+++ LISTING +++
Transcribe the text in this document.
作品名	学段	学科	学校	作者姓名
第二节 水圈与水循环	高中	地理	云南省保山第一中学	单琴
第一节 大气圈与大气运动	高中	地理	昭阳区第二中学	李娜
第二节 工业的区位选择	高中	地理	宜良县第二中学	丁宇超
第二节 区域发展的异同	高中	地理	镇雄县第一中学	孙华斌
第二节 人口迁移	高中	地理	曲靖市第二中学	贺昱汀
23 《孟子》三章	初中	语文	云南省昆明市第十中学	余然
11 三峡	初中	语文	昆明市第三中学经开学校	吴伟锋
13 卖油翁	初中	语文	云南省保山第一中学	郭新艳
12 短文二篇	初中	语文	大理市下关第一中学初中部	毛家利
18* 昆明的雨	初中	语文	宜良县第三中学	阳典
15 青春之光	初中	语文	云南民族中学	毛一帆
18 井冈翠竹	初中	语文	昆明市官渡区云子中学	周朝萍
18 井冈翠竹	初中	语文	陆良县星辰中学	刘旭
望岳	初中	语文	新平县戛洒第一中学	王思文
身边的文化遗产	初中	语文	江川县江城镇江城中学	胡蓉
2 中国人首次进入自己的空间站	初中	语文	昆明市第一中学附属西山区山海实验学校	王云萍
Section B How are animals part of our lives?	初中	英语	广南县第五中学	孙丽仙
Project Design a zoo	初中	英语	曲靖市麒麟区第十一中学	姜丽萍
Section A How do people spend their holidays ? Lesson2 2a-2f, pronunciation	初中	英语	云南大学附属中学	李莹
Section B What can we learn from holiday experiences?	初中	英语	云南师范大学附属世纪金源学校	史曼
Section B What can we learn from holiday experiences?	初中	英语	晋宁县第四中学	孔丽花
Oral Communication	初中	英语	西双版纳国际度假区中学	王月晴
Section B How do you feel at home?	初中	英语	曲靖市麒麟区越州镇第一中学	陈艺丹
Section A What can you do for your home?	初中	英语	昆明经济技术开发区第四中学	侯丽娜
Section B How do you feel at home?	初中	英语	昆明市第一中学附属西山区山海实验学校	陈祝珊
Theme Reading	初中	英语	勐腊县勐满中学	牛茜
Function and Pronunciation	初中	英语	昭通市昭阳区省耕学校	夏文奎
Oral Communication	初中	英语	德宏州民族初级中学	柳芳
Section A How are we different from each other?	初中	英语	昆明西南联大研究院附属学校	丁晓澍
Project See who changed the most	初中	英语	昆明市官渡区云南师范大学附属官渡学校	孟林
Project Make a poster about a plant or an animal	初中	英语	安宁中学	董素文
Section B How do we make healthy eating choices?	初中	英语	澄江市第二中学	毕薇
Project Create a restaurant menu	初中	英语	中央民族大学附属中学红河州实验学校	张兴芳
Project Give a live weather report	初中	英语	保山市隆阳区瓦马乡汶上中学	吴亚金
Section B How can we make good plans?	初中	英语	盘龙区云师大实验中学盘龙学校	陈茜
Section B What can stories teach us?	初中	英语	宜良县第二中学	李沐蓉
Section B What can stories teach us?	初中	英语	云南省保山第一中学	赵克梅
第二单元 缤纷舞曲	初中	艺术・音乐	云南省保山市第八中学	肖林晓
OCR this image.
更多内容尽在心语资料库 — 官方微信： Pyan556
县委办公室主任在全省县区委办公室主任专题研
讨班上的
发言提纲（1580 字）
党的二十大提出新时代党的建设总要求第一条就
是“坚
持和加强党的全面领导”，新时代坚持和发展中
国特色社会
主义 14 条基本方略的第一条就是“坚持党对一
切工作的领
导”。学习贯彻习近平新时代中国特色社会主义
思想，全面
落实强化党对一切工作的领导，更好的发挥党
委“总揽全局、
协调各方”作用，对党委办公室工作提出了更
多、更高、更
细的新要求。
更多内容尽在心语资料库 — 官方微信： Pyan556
+++
WHAT TO PRODUCE:
Word for word, write out all of the data above.

ANSWER FOR THIS EXERCISE:
Transcribe the text in this document.
作品名	学段	学科	学校	作者姓名
第二节 水圈与水循环	高中	地理	云南省保山第一中学	单琴
第一节 大气圈与大气运动	高中	地理	昭阳区第二中学	李娜
第二节 工业的区位选择	高中	地理	宜良县第二中学	丁宇超
第二节 区域发展的异同	高中	地理	镇雄县第一中学	孙华斌
第二节 人口迁移	高中	地理	曲靖市第二中学	贺昱汀
23 《孟子》三章	初中	语文	云南省昆明市第十中学	余然
11 三峡	初中	语文	昆明市第三中学经开学校	吴伟锋
13 卖油翁	初中	语文	云南省保山第一中学	郭新艳
12 短文二篇	初中	语文	大理市下关第一中学初中部	毛家利
18* 昆明的雨	初中	语文	宜良县第三中学	阳典
15 青春之光	初中	语文	云南民族中学	毛一帆
18 井冈翠竹	初中	语文	昆明市官渡区云子中学	周朝萍
18 井冈翠竹	初中	语文	陆良县星辰中学	刘旭
望岳	初中	语文	新平县戛洒第一中学	王思文
身边的文化遗产	初中	语文	江川县江城镇江城中学	胡蓉
2 中国人首次进入自己的空间站	初中	语文	昆明市第一中学附属西山区山海实验学校	王云萍
Section B How are animals part of our lives?	初中	英语	广南县第五中学	孙丽仙
Project Design a zoo	初中	英语	曲靖市麒麟区第十一中学	姜丽萍
Section A How do people spend their holidays ? Lesson2 2a-2f, pronunciation	初中	英语	云南大学附属中学	李莹
Section B What can we learn from holiday experiences?	初中	英语	云南师范大学附属世纪金源学校	史曼
Section B What can we learn from holiday experiences?	初中	英语	晋宁县第四中学	孔丽花
Oral Communication	初中	英语	西双版纳国际度假区中学	王月晴
Section B How do you feel at home?	初中	英语	曲靖市麒麟区越州镇第一中学	陈艺丹
Section A What can you do for your home?	初中	英语	昆明经济技术开发区第四中学	侯丽娜
Section B How do you feel at home?	初中	英语	昆明市第一中学附属西山区山海实验学校	陈祝珊
Theme Reading	初中	英语	勐腊县勐满中学	牛茜
Function and Pronunciation	初中	英语	昭通市昭阳区省耕学校	夏文奎
Oral Communication	初中	英语	德宏州民族初级中学	柳芳
Section A How are we different from each other?	初中	英语	昆明西南联大研究院附属学校	丁晓澍
Project See who changed the most	初中	英语	昆明市官渡区云南师范大学附属官渡学校	孟林
Project Make a poster about a plant or an animal	初中	英语	安宁中学	董素文
Section B How do we make healthy eating choices?	初中	英语	澄江市第二中学	毕薇
Project Create a restaurant menu	初中	英语	中央民族大学附属中学红河州实验学校	张兴芳
Project Give a live weather report	初中	英语	保山市隆阳区瓦马乡汶上中学	吴亚金
Section B How can we make good plans?	初中	英语	盘龙区云师大实验中学盘龙学校	陈茜
Section B What can stories teach us?	初中	英语	宜良县第二中学	李沐蓉
Section B What can stories teach us?	初中	英语	云南省保山第一中学	赵克梅
第二单元 缤纷舞曲	初中	艺术・音乐	云南省保山市第八中学	肖林晓
OCR this image.
更多内容尽在心语资料库 — 官方微信： Pyan556
县委办公室主任在全省县区委办公室主任专题研
讨班上的
发言提纲（1580 字）
党的二十大提出新时代党的建设总要求第一条就
是“坚
持和加强党的全面领导”，新时代坚持和发展中
国特色社会
主义 14 条基本方略的第一条就是“坚持党对一
切工作的领
导”。学习贯彻习近平新时代中国特色社会主义
思想，全面
落实强化党对一切工作的领导，更好的发挥党
委“总揽全局、
协调各方”作用，对党委办公室工作提出了更
多、更高、更
细的新要求。
更多内容尽在心语资料库 — 官方微信： Pyan556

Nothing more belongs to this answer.